▶ **Problem to solve**
In the listing below, identify each line with the word "values" and return those lines.

▶ **Entries**
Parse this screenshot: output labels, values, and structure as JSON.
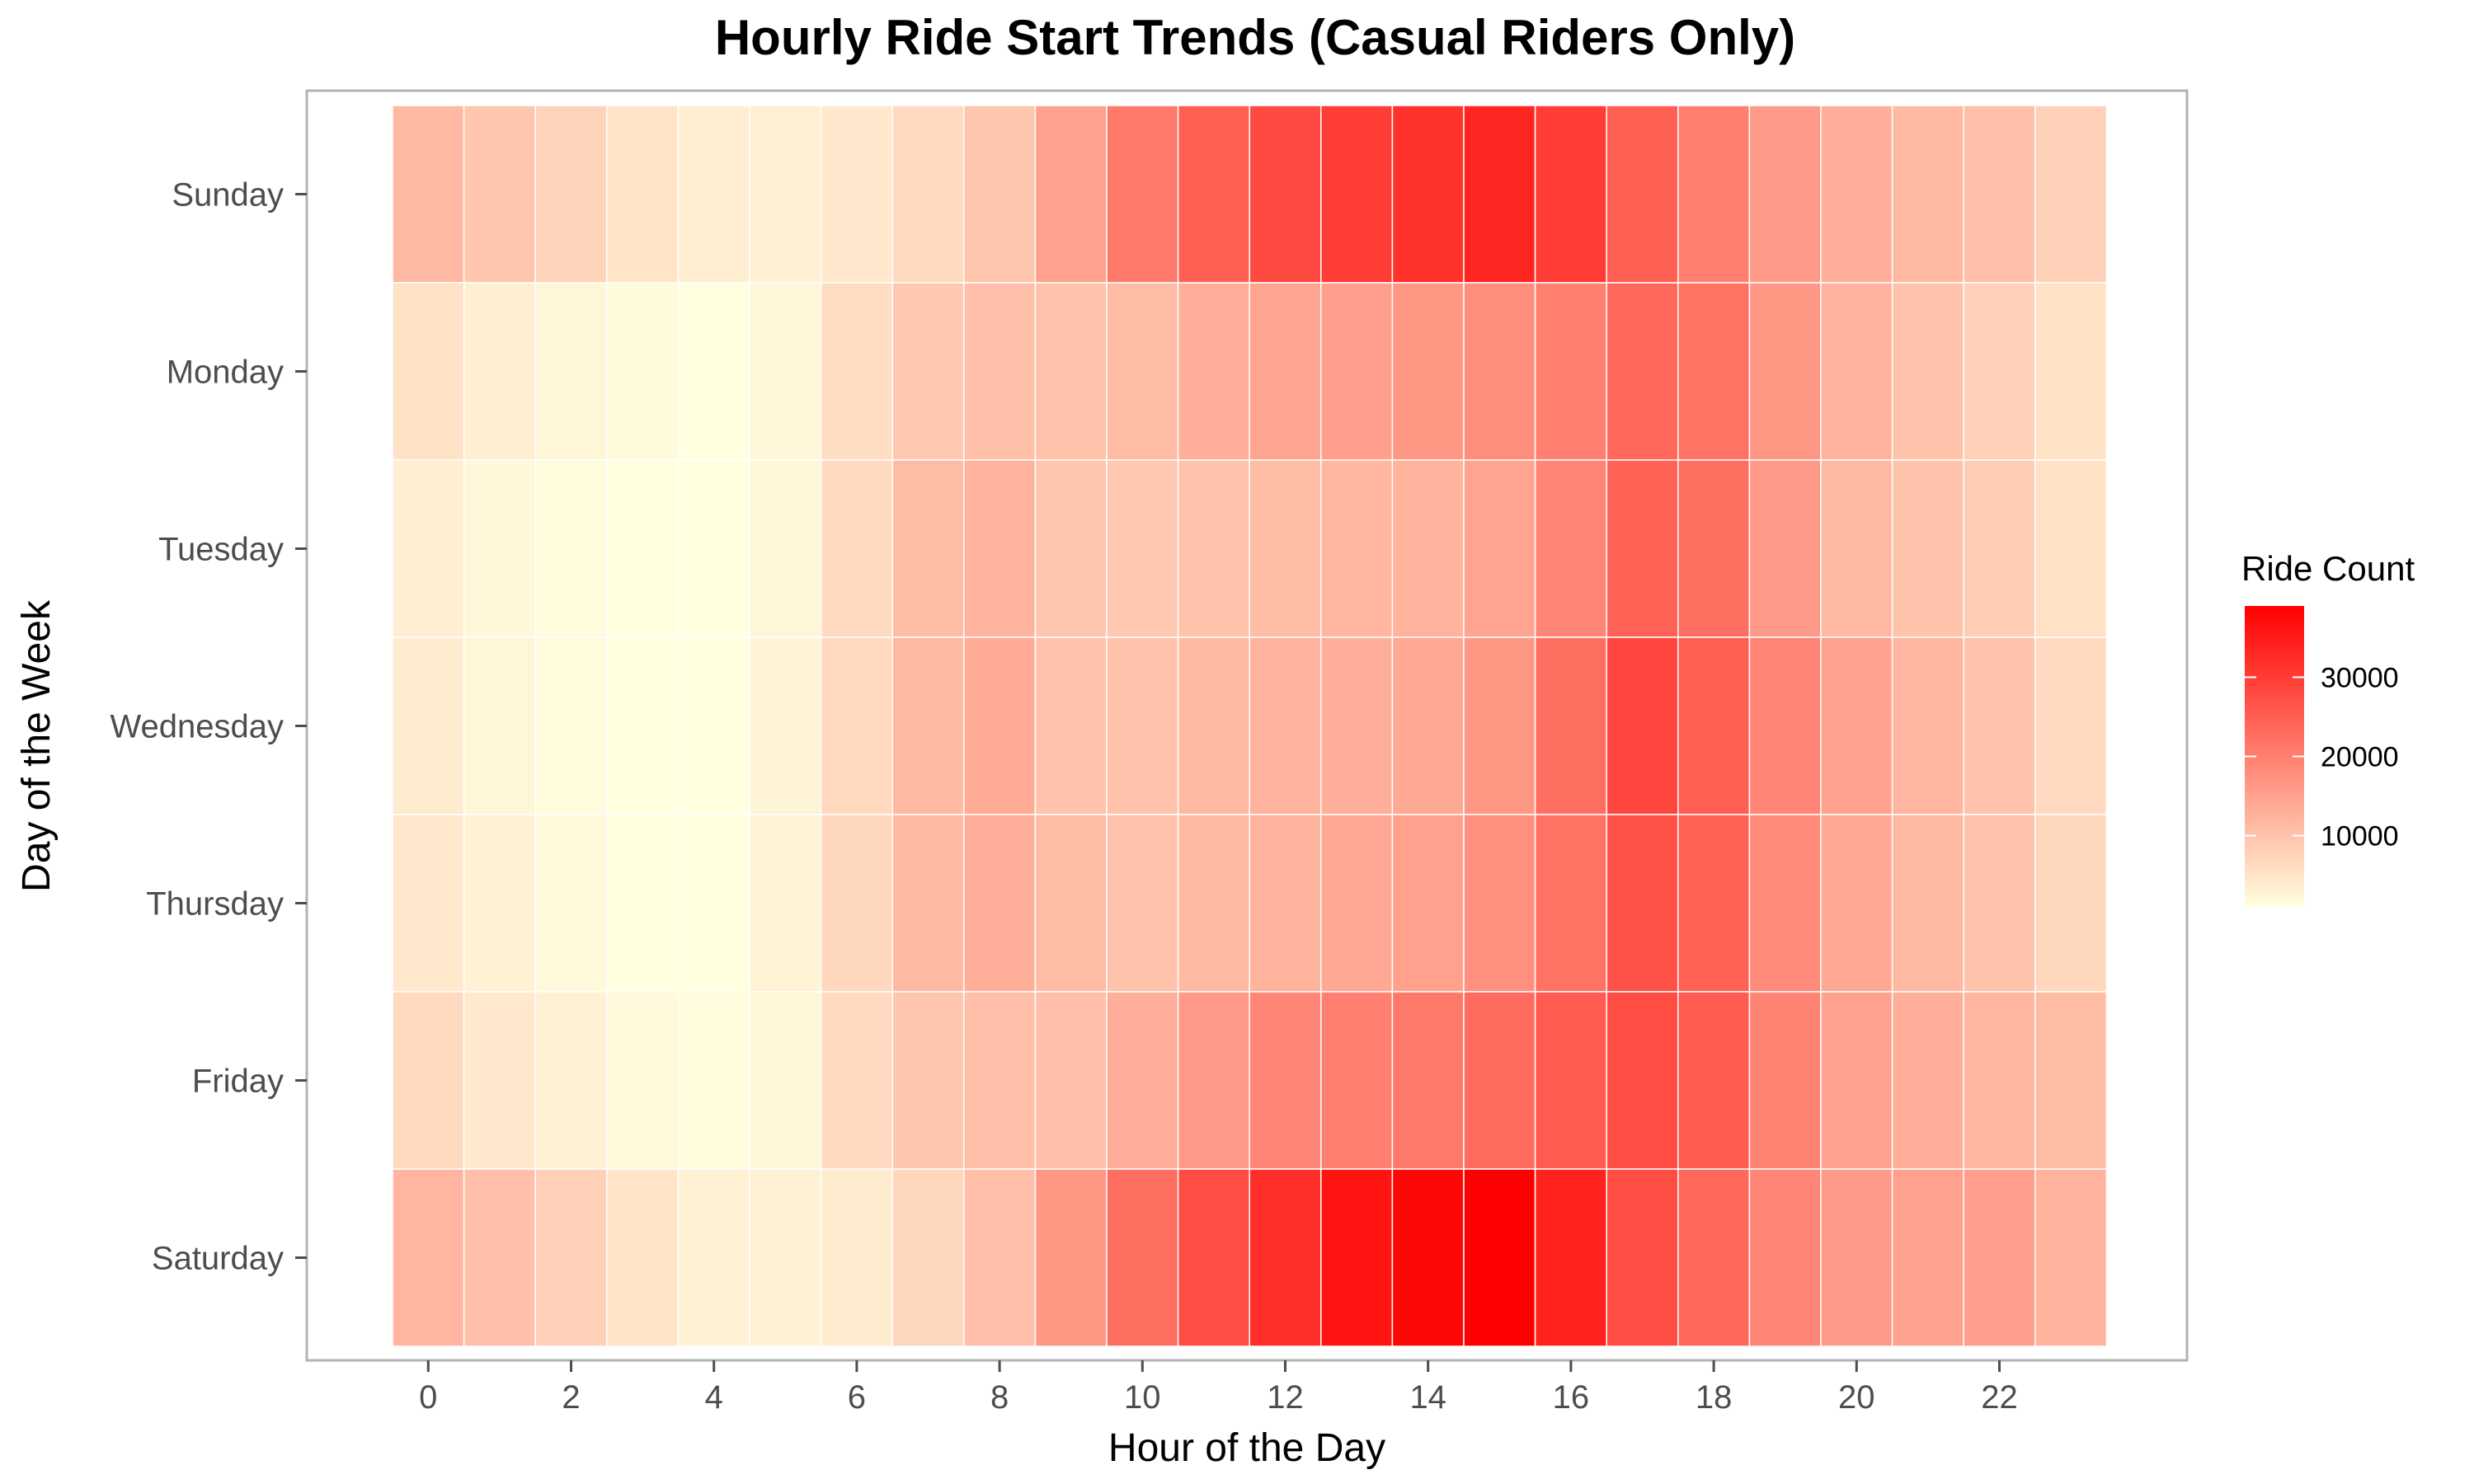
{
  "chart_data": {
    "type": "heatmap",
    "title": "Hourly Ride Start Trends (Casual Riders Only)",
    "xlabel": "Hour of the Day",
    "ylabel": "Day of the Week",
    "x": [
      0,
      1,
      2,
      3,
      4,
      5,
      6,
      7,
      8,
      9,
      10,
      11,
      12,
      13,
      14,
      15,
      16,
      17,
      18,
      19,
      20,
      21,
      22,
      23
    ],
    "x_ticks": [
      "0",
      "2",
      "4",
      "6",
      "8",
      "10",
      "12",
      "14",
      "16",
      "18",
      "20",
      "22"
    ],
    "y": [
      "Sunday",
      "Monday",
      "Tuesday",
      "Wednesday",
      "Thursday",
      "Friday",
      "Saturday"
    ],
    "values": [
      [
        11500,
        9500,
        7500,
        5000,
        3500,
        3200,
        4500,
        6500,
        9500,
        15000,
        21000,
        25000,
        28000,
        30000,
        31500,
        33500,
        30000,
        25000,
        20000,
        16000,
        13000,
        11500,
        10500,
        7800
      ],
      [
        5500,
        3500,
        2500,
        1700,
        1200,
        2200,
        6000,
        9000,
        10500,
        10000,
        11000,
        13000,
        14500,
        15500,
        16500,
        18000,
        20000,
        23500,
        22000,
        16500,
        12500,
        10000,
        8000,
        5200
      ],
      [
        3500,
        2200,
        1500,
        1000,
        1000,
        2500,
        6500,
        11000,
        12500,
        9500,
        9000,
        10000,
        11000,
        12000,
        12500,
        14500,
        19000,
        24500,
        22500,
        16000,
        11500,
        10000,
        8500,
        5500
      ],
      [
        3800,
        2300,
        1600,
        1000,
        1100,
        2600,
        6800,
        11500,
        13500,
        10000,
        10000,
        11500,
        12500,
        13000,
        14000,
        16500,
        22500,
        28500,
        25000,
        19000,
        15000,
        12000,
        10000,
        6500
      ],
      [
        4500,
        3000,
        2000,
        1100,
        1200,
        2800,
        7000,
        11500,
        13000,
        11000,
        10000,
        11500,
        12500,
        14000,
        15000,
        17500,
        22000,
        27000,
        24500,
        18500,
        14000,
        11500,
        10000,
        7000
      ],
      [
        6500,
        4500,
        3000,
        2000,
        1500,
        2500,
        6500,
        9500,
        10500,
        10500,
        13000,
        16000,
        19000,
        20000,
        21000,
        23000,
        25500,
        27500,
        25500,
        19500,
        15000,
        13000,
        12000,
        11000
      ],
      [
        12000,
        10500,
        8000,
        5000,
        3000,
        3000,
        4000,
        7000,
        10500,
        16500,
        22500,
        27500,
        32000,
        36000,
        38000,
        39000,
        34000,
        27500,
        23500,
        19000,
        16000,
        15000,
        15500,
        12500
      ]
    ],
    "legend": {
      "title": "Ride Count",
      "breaks": [
        10000,
        20000,
        30000
      ],
      "break_labels": [
        "10000",
        "20000",
        "30000"
      ],
      "range": [
        1000,
        39000
      ],
      "low_color": "#FFFFE0",
      "high_color": "#FF0000",
      "placement": "right"
    },
    "colors": {
      "panel_border": "#b3b3b3",
      "tick_color": "#4d4d4d",
      "tile_border": "#ffffff"
    }
  }
}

▶ **Task result**
Parse this screenshot: output labels, values, and structure as JSON.
    "values": [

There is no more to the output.